— Start DATASET —

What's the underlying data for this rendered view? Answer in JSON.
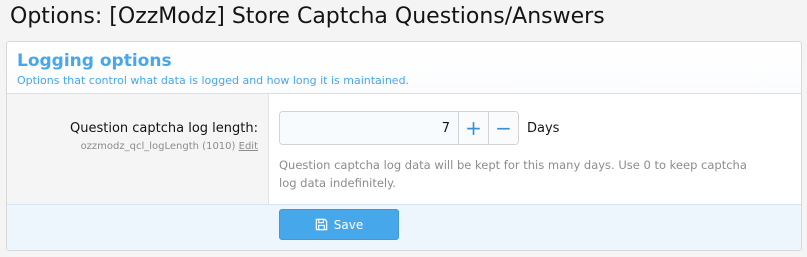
{
  "page": {
    "title": "Options: [OzzModz] Store Captcha Questions/Answers"
  },
  "section": {
    "title": "Logging options",
    "description": "Options that control what data is logged and how long it is maintained."
  },
  "option": {
    "label": "Question captcha log length:",
    "hint": "ozzmodz_qcl_logLength (1010)",
    "edit_label": "Edit",
    "value": "7",
    "increment_label": "+",
    "decrement_label": "−",
    "units": "Days",
    "explain": "Question captcha log data will be kept for this many days. Use 0 to keep captcha log data indefinitely."
  },
  "actions": {
    "save_label": "Save",
    "save_icon": "save-icon"
  },
  "colors": {
    "accent": "#47a7eb",
    "footer_bg": "#edf6fd"
  }
}
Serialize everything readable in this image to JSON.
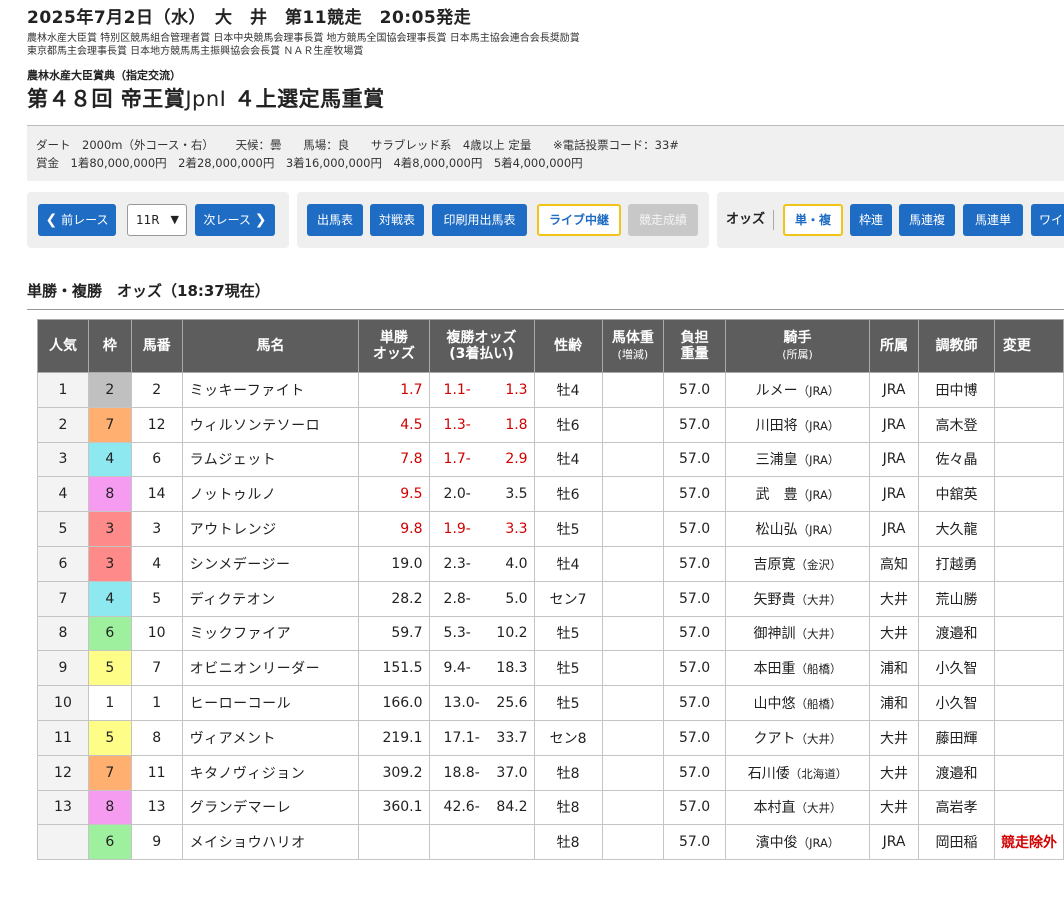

— End DATASET —

Each entry shown above must be quoted exactly, with its pictures left out.

• **WRITTEN RESPONSE**
What's the underlying data for this rendered view? Answer in JSON.
{
  "page": {
    "title": "Options: [OzzModz] Store Captcha Questions/Answers"
  },
  "section": {
    "title": "Logging options",
    "description": "Options that control what data is logged and how long it is maintained."
  },
  "option": {
    "label": "Question captcha log length:",
    "hint": "ozzmodz_qcl_logLength (1010)",
    "edit_label": "Edit",
    "value": "7",
    "increment_label": "+",
    "decrement_label": "−",
    "units": "Days",
    "explain": "Question captcha log data will be kept for this many days. Use 0 to keep captcha log data indefinitely."
  },
  "actions": {
    "save_label": "Save",
    "save_icon": "save-icon"
  },
  "colors": {
    "accent": "#47a7eb",
    "footer_bg": "#edf6fd"
  }
}
Serialize everything readable in this image to JSON.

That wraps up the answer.